▸ EXERCISE DESCRIPTION: Exactly as given, reproduce the records in full.

▸ INFORMATION:
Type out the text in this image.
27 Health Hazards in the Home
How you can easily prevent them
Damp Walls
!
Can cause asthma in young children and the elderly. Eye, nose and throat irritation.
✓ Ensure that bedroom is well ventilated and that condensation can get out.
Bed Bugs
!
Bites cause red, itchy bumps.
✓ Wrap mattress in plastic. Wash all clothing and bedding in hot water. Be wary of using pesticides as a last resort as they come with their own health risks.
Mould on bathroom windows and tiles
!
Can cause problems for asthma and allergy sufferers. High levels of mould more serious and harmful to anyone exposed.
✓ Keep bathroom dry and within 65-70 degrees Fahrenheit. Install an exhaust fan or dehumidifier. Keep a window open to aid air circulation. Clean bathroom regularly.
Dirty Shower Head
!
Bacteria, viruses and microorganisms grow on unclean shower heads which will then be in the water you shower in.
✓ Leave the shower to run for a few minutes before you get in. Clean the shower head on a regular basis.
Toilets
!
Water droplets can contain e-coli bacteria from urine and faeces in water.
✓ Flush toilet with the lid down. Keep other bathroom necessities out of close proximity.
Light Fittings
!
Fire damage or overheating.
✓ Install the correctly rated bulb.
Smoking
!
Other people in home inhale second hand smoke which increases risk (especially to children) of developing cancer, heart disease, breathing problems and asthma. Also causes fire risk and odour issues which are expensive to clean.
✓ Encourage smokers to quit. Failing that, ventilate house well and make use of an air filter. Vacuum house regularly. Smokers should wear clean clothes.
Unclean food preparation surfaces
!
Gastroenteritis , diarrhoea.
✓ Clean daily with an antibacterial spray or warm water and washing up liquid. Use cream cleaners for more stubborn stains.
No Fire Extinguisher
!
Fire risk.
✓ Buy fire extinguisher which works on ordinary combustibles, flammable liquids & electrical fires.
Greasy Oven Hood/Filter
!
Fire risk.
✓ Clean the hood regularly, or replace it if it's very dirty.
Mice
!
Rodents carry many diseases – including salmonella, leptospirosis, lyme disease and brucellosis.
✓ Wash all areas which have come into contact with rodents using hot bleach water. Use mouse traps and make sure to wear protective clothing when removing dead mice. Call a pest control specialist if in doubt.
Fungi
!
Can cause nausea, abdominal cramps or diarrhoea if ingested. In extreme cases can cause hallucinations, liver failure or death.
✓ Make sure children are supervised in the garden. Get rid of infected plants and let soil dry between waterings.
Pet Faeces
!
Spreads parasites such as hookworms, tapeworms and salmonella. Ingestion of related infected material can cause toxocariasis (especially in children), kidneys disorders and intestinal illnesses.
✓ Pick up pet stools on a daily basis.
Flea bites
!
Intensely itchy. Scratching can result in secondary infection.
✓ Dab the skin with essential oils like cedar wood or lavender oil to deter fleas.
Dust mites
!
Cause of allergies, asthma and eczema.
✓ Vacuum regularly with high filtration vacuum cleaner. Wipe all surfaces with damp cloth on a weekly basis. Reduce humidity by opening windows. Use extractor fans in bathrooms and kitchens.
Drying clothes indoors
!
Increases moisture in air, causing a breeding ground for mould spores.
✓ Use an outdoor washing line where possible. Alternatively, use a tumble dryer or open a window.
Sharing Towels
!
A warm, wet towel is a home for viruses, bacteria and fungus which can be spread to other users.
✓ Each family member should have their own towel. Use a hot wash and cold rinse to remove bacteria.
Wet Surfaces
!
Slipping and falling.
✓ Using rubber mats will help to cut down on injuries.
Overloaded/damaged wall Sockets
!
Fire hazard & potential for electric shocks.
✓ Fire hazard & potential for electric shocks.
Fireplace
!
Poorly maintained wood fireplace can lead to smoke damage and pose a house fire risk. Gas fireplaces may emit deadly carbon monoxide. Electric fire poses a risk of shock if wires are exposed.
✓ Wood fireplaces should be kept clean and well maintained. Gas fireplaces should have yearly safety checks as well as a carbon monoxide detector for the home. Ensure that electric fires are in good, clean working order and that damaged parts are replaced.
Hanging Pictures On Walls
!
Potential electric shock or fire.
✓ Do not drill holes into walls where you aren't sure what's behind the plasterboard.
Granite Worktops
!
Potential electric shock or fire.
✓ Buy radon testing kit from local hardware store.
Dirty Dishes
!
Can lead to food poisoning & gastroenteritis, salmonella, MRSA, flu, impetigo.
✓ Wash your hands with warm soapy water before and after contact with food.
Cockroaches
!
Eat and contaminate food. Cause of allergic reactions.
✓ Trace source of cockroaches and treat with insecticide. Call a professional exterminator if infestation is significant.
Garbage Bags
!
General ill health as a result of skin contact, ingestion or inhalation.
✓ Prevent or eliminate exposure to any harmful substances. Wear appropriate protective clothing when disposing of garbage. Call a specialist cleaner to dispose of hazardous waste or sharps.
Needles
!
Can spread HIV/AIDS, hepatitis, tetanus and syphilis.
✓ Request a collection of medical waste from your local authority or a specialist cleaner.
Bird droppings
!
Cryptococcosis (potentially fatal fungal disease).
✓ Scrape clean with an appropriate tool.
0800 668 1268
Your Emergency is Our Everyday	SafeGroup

▸ FINISHED TASK:
Type out the text in this image.
27 Health Hazards in the Home
How you can easily prevent them
Damp Walls
!
Can cause asthma in young children and the elderly. Eye, nose and throat irritation.
✓ Ensure that bedroom is well ventilated and that condensation can get out.
Bed Bugs
!
Bites cause red, itchy bumps.
✓ Wrap mattress in plastic. Wash all clothing and bedding in hot water. Be wary of using pesticides as a last resort as they come with their own health risks.
Mould on bathroom windows and tiles
!
Can cause problems for asthma and allergy sufferers. High levels of mould more serious and harmful to anyone exposed.
✓ Keep bathroom dry and within 65-70 degrees Fahrenheit. Install an exhaust fan or dehumidifier. Keep a window open to aid air circulation. Clean bathroom regularly.
Dirty Shower Head
!
Bacteria, viruses and microorganisms grow on unclean shower heads which will then be in the water you shower in.
✓ Leave the shower to run for a few minutes before you get in. Clean the shower head on a regular basis.
Toilets
!
Water droplets can contain e-coli bacteria from urine and faeces in water.
✓ Flush toilet with the lid down. Keep other bathroom necessities out of close proximity.
Light Fittings
!
Fire damage or overheating.
✓ Install the correctly rated bulb.
Smoking
!
Other people in home inhale second hand smoke which increases risk (especially to children) of developing cancer, heart disease, breathing problems and asthma. Also causes fire risk and odour issues which are expensive to clean.
✓ Encourage smokers to quit. Failing that, ventilate house well and make use of an air filter. Vacuum house regularly. Smokers should wear clean clothes.
Unclean food preparation surfaces
!
Gastroenteritis , diarrhoea.
✓ Clean daily with an antibacterial spray or warm water and washing up liquid. Use cream cleaners for more stubborn stains.
No Fire Extinguisher
!
Fire risk.
✓ Buy fire extinguisher which works on ordinary combustibles, flammable liquids & electrical fires.
Greasy Oven Hood/Filter
!
Fire risk.
✓ Clean the hood regularly, or replace it if it's very dirty.
Mice
!
Rodents carry many diseases – including salmonella, leptospirosis, lyme disease and brucellosis.
✓ Wash all areas which have come into contact with rodents using hot bleach water. Use mouse traps and make sure to wear protective clothing when removing dead mice. Call a pest control specialist if in doubt.
Fungi
!
Can cause nausea, abdominal cramps or diarrhoea if ingested. In extreme cases can cause hallucinations, liver failure or death.
✓ Make sure children are supervised in the garden. Get rid of infected plants and let soil dry between waterings.
Pet Faeces
!
Spreads parasites such as hookworms, tapeworms and salmonella. Ingestion of related infected material can cause toxocariasis (especially in children), kidneys disorders and intestinal illnesses.
✓ Pick up pet stools on a daily basis.
Flea bites
!
Intensely itchy. Scratching can result in secondary infection.
✓ Dab the skin with essential oils like cedar wood or lavender oil to deter fleas.
Dust mites
!
Cause of allergies, asthma and eczema.
✓ Vacuum regularly with high filtration vacuum cleaner. Wipe all surfaces with damp cloth on a weekly basis. Reduce humidity by opening windows. Use extractor fans in bathrooms and kitchens.
Drying clothes indoors
!
Increases moisture in air, causing a breeding ground for mould spores.
✓ Use an outdoor washing line where possible. Alternatively, use a tumble dryer or open a window.
Sharing Towels
!
A warm, wet towel is a home for viruses, bacteria and fungus which can be spread to other users.
✓ Each family member should have their own towel. Use a hot wash and cold rinse to remove bacteria.
Wet Surfaces
!
Slipping and falling.
✓ Using rubber mats will help to cut down on injuries.
Overloaded/damaged wall Sockets
!
Fire hazard & potential for electric shocks.
✓ Fire hazard & potential for electric shocks.
Fireplace
!
Poorly maintained wood fireplace can lead to smoke damage and pose a house fire risk. Gas fireplaces may emit deadly carbon monoxide. Electric fire poses a risk of shock if wires are exposed.
✓ Wood fireplaces should be kept clean and well maintained. Gas fireplaces should have yearly safety checks as well as a carbon monoxide detector for the home. Ensure that electric fires are in good, clean working order and that damaged parts are replaced.
Hanging Pictures On Walls
!
Potential electric shock or fire.
✓ Do not drill holes into walls where you aren't sure what's behind the plasterboard.
Granite Worktops
!
Potential electric shock or fire.
✓ Buy radon testing kit from local hardware store.
Dirty Dishes
!
Can lead to food poisoning & gastroenteritis, salmonella, MRSA, flu, impetigo.
✓ Wash your hands with warm soapy water before and after contact with food.
Cockroaches
!
Eat and contaminate food. Cause of allergic reactions.
✓ Trace source of cockroaches and treat with insecticide. Call a professional exterminator if infestation is significant.
Garbage Bags
!
General ill health as a result of skin contact, ingestion or inhalation.
✓ Prevent or eliminate exposure to any harmful substances. Wear appropriate protective clothing when disposing of garbage. Call a specialist cleaner to dispose of hazardous waste or sharps.
Needles
!
Can spread HIV/AIDS, hepatitis, tetanus and syphilis.
✓ Request a collection of medical waste from your local authority or a specialist cleaner.
Bird droppings
!
Cryptococcosis (potentially fatal fungal disease).
✓ Scrape clean with an appropriate tool.
0800 668 1268
Your Emergency is Our Everyday	SafeGroup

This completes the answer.